### [INPUT FOR THIS TASK]
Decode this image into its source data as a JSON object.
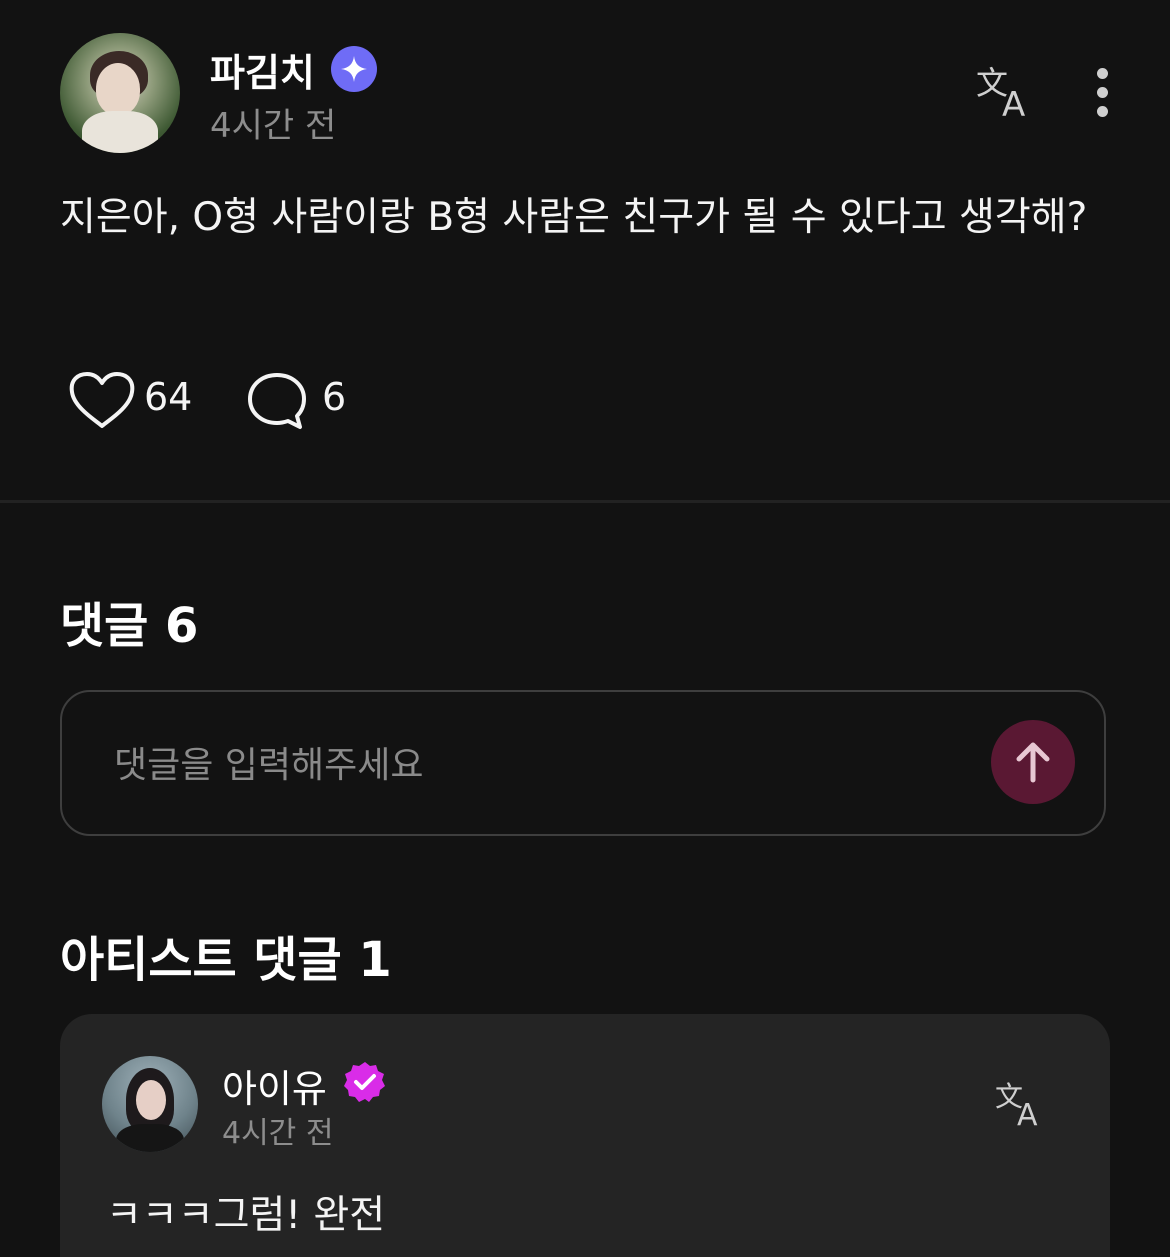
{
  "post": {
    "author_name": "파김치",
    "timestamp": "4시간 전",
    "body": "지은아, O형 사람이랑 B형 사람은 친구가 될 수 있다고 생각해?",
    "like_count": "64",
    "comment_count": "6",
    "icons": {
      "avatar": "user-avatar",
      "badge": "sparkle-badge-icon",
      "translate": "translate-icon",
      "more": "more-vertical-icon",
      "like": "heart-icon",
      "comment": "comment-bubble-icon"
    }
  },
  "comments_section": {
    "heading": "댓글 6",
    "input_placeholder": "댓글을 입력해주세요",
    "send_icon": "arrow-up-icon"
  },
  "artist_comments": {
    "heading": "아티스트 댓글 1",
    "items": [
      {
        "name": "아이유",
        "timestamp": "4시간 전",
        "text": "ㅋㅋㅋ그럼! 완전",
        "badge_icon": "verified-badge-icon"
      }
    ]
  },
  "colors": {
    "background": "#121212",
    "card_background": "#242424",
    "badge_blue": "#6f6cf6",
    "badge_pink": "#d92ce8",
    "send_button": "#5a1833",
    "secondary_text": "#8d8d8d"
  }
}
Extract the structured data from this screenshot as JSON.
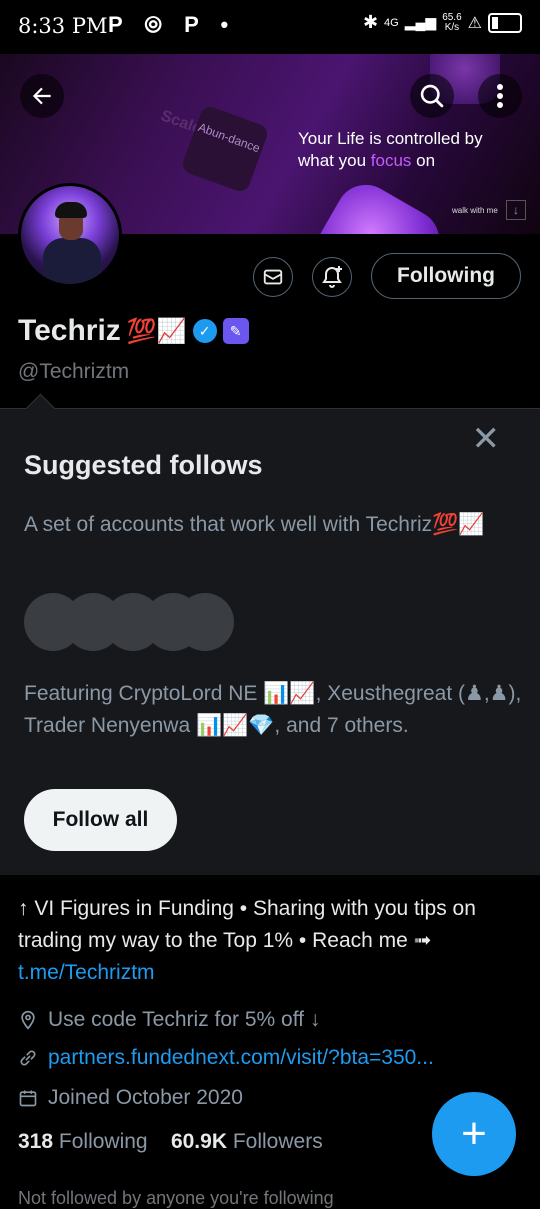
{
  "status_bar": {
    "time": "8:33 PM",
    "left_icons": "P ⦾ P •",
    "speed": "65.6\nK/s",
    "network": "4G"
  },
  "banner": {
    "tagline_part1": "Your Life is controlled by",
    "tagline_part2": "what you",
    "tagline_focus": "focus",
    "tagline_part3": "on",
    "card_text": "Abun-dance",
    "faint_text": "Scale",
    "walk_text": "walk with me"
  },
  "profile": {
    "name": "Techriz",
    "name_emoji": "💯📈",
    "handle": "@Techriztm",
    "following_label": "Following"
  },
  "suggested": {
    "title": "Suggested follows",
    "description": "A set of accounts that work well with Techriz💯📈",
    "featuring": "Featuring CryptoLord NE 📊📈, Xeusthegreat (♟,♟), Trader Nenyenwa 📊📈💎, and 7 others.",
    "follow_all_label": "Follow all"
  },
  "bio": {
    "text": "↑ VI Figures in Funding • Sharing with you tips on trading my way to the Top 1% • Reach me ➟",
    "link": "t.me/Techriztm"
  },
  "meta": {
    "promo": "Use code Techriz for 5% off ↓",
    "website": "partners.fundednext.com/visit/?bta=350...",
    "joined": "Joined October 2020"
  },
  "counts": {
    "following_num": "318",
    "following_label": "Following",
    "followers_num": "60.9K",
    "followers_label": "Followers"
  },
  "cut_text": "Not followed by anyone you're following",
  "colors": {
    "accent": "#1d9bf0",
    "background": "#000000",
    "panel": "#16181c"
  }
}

...

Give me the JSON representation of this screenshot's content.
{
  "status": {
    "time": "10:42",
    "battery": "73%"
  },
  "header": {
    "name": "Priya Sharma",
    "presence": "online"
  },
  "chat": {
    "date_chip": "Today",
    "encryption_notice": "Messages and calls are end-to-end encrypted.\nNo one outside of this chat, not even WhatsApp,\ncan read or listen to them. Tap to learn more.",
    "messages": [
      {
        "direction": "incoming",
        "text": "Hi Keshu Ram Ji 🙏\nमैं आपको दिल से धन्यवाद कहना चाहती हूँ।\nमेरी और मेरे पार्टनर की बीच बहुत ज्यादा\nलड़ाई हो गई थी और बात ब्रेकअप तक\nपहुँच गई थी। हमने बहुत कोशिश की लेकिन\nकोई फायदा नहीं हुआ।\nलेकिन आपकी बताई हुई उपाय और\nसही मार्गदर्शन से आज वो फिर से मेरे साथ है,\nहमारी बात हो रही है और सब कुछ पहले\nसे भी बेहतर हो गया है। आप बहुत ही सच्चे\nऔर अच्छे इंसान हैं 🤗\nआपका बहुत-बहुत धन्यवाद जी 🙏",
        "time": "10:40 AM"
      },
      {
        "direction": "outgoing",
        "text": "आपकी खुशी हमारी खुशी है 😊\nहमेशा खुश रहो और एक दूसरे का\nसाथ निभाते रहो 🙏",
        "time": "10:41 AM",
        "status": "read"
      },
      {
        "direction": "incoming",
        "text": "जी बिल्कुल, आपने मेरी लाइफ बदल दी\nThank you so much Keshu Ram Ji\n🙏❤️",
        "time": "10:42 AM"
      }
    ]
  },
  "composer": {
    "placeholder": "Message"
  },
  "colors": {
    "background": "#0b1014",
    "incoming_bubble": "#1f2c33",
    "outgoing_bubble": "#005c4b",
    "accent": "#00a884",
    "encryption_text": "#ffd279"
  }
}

* * *

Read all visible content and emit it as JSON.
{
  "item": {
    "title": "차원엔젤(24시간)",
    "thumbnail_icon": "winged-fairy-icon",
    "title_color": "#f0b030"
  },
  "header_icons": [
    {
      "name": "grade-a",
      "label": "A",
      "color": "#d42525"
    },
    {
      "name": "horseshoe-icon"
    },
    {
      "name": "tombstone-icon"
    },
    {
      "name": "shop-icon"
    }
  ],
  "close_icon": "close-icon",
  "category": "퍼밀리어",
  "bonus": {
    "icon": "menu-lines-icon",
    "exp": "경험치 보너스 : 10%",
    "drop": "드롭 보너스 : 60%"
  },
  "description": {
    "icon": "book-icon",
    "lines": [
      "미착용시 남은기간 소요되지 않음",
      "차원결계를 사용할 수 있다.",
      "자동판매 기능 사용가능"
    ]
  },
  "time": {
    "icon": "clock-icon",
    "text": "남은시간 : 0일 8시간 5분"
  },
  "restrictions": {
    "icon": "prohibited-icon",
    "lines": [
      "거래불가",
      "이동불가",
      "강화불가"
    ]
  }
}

### [STATED GOAL]
Write out every line of the listing that holds the word "JSON".

### [EXERCISE SOLUTION]
Decode this image into its source data as a JSON object.
Extract the structured data from this screenshot as JSON.
Give me the JSON representation of this screenshot's content.
Read all visible content and emit it as JSON.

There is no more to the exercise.